-- Start Records shown --

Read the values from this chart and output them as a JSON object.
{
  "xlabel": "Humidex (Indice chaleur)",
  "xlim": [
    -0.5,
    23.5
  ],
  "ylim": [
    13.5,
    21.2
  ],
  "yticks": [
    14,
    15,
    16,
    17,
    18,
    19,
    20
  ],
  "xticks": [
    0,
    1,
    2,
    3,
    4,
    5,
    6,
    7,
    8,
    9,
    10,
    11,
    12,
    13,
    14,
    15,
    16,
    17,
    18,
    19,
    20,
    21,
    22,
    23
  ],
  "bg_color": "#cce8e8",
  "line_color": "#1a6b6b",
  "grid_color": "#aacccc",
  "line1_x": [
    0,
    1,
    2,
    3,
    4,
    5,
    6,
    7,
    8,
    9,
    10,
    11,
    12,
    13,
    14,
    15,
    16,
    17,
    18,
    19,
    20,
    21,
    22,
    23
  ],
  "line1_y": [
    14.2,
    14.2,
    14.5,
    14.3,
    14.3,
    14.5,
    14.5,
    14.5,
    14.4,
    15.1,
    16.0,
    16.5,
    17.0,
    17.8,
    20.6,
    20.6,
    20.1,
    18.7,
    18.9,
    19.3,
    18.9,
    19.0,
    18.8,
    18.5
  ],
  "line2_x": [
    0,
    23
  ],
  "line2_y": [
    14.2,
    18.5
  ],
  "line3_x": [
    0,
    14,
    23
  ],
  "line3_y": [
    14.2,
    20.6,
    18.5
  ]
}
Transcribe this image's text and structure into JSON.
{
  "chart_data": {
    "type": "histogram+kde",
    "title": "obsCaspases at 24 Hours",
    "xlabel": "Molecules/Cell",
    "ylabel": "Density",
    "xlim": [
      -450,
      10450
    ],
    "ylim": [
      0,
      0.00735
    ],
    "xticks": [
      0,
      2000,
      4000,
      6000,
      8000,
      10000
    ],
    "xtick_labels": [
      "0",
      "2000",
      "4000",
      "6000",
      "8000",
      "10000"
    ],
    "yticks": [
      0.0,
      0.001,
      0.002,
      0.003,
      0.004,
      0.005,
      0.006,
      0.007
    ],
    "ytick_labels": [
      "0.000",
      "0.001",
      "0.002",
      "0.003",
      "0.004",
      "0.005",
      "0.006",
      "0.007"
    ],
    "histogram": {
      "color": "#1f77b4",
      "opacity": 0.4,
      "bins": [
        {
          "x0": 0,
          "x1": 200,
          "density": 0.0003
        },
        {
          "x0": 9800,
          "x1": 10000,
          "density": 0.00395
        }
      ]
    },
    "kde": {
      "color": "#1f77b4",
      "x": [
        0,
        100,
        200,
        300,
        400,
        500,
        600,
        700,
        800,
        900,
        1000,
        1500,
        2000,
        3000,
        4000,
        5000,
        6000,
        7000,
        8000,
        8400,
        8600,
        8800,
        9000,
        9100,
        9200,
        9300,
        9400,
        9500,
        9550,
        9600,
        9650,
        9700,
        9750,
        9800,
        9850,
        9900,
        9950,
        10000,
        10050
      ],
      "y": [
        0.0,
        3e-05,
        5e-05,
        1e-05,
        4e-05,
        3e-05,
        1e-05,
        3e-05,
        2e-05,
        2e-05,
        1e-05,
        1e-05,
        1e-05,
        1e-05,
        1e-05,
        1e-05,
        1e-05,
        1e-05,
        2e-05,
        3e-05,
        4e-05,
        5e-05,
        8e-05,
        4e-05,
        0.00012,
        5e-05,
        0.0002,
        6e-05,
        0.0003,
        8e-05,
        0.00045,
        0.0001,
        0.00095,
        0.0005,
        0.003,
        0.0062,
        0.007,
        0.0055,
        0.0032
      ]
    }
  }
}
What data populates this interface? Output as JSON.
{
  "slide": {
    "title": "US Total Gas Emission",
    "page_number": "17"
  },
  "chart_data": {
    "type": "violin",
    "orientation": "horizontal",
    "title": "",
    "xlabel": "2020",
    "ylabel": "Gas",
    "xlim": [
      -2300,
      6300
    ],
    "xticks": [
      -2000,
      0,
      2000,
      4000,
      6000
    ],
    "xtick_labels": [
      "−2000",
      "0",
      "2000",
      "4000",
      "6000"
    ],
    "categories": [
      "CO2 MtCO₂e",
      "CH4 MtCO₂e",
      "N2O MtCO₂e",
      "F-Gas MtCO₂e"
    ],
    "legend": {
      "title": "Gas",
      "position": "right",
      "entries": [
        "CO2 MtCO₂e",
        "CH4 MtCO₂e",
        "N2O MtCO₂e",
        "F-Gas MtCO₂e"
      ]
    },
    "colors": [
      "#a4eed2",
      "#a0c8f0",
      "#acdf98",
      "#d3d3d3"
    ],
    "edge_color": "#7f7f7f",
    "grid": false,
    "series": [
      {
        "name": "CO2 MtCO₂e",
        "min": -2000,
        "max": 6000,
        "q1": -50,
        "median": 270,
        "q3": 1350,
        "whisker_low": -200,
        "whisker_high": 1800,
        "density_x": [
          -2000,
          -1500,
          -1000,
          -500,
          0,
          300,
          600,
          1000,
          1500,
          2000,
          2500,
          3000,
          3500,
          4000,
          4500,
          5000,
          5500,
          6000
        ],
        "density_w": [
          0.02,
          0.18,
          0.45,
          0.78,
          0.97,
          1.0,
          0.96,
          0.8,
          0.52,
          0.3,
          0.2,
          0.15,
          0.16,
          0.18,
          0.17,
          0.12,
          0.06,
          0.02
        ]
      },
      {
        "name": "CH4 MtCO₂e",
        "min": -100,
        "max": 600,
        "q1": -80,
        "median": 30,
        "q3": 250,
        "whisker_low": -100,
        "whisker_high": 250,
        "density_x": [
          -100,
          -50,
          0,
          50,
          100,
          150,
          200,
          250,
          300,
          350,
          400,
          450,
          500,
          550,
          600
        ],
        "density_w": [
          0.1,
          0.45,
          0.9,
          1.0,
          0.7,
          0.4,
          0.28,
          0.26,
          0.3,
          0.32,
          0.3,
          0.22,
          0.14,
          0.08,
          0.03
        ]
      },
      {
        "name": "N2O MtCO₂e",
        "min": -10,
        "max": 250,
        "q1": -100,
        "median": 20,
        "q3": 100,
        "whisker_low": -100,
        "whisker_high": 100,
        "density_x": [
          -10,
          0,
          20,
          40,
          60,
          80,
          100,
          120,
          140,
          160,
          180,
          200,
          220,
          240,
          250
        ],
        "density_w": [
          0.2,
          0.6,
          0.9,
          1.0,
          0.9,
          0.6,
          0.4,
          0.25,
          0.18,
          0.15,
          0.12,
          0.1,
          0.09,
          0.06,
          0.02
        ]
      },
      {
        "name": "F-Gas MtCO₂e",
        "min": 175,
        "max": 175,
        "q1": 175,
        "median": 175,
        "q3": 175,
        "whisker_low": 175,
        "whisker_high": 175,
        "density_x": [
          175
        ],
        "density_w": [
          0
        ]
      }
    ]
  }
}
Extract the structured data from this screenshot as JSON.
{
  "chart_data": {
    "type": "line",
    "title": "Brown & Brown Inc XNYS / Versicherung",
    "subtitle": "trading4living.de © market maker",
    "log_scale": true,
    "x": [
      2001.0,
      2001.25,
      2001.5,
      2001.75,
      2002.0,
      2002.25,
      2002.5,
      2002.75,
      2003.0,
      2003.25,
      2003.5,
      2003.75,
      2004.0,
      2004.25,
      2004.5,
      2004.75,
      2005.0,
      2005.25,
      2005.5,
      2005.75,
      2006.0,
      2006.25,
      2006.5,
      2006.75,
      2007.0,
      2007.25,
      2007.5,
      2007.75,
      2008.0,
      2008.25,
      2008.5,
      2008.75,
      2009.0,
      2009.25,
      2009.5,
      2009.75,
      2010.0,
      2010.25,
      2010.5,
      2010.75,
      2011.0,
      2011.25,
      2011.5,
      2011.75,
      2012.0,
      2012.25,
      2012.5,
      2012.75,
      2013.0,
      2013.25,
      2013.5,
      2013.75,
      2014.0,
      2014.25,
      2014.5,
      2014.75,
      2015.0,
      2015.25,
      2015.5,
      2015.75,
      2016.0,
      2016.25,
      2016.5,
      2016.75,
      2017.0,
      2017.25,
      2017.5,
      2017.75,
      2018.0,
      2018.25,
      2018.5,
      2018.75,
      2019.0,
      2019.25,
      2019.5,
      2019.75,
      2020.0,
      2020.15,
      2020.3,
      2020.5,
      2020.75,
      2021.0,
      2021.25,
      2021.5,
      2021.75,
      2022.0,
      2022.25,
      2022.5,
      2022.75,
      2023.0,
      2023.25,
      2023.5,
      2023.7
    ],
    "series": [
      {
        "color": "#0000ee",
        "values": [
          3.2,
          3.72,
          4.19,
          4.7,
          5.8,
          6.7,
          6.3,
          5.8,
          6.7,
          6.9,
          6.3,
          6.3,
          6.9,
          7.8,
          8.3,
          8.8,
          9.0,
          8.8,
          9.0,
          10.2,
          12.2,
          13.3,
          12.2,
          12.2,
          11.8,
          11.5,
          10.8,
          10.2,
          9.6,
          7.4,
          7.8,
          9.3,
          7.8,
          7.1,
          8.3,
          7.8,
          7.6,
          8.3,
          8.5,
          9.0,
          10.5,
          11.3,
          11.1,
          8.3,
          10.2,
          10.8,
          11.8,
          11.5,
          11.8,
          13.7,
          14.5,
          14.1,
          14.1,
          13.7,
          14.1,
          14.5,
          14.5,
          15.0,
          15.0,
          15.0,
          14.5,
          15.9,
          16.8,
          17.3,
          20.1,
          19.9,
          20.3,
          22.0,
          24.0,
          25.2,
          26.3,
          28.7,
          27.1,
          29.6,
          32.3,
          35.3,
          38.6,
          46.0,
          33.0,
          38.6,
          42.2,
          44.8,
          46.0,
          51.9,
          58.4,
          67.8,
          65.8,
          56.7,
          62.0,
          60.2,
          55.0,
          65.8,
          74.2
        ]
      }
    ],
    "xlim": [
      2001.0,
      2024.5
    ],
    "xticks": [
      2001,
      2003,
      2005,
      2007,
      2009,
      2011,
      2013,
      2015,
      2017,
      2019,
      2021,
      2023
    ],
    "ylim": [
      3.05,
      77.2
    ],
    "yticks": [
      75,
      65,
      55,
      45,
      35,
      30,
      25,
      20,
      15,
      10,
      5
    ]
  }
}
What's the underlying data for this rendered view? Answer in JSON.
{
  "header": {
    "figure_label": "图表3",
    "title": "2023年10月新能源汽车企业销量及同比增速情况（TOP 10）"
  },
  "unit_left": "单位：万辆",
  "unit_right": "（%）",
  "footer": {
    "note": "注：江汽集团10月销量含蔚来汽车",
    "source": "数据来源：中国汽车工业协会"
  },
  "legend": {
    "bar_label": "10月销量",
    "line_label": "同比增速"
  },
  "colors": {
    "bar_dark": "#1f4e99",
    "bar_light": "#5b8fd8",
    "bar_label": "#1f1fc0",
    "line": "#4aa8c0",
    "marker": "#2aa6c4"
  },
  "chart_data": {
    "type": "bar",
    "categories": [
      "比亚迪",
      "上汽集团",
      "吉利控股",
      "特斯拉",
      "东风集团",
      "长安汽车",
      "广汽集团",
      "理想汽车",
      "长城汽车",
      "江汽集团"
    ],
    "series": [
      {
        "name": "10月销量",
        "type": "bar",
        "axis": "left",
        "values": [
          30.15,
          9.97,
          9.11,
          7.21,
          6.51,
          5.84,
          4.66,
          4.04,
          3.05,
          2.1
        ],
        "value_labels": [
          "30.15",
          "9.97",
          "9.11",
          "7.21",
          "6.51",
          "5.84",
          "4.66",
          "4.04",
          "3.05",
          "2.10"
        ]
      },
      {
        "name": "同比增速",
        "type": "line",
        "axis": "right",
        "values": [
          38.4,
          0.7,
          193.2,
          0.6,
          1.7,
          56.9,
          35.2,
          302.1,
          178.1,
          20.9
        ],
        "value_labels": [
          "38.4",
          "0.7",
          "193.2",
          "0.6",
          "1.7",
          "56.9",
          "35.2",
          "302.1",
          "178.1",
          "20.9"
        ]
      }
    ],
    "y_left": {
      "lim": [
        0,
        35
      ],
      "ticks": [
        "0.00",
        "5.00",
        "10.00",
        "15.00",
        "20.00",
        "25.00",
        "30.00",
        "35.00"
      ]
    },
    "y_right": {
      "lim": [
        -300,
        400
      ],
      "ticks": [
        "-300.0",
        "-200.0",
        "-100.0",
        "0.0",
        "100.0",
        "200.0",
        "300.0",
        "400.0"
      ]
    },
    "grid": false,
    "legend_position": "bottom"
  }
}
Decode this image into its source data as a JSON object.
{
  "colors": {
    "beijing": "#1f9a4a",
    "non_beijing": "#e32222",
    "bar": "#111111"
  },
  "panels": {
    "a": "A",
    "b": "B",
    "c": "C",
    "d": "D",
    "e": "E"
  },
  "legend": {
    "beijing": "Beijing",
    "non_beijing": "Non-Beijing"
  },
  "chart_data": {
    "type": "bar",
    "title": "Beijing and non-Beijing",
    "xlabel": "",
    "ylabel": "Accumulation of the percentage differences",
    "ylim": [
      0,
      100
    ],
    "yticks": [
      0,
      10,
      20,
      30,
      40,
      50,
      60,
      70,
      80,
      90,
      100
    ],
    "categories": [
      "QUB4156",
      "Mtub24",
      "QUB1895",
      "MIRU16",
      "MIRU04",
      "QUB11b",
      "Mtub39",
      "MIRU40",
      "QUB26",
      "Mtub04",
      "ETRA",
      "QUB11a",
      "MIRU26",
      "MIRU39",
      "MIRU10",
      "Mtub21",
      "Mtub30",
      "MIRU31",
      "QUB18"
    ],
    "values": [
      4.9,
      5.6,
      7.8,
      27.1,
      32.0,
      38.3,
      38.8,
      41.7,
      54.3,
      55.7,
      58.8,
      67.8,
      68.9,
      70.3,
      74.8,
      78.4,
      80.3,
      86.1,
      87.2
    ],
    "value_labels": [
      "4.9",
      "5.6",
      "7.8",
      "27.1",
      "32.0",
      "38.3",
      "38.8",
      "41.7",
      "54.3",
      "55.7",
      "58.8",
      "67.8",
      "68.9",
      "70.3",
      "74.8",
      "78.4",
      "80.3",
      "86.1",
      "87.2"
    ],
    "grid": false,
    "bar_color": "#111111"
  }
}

-- End Records shown --

■ Objective ■
Wherever "JSON" shows up in a line, copy that line.

■ The reply ■
Read the values from this chart and output them as a JSON object.
Transcribe this image's text and structure into JSON.
What data populates this interface? Output as JSON.
Extract the structured data from this screenshot as JSON.
What's the underlying data for this rendered view? Answer in JSON.
Decode this image into its source data as a JSON object.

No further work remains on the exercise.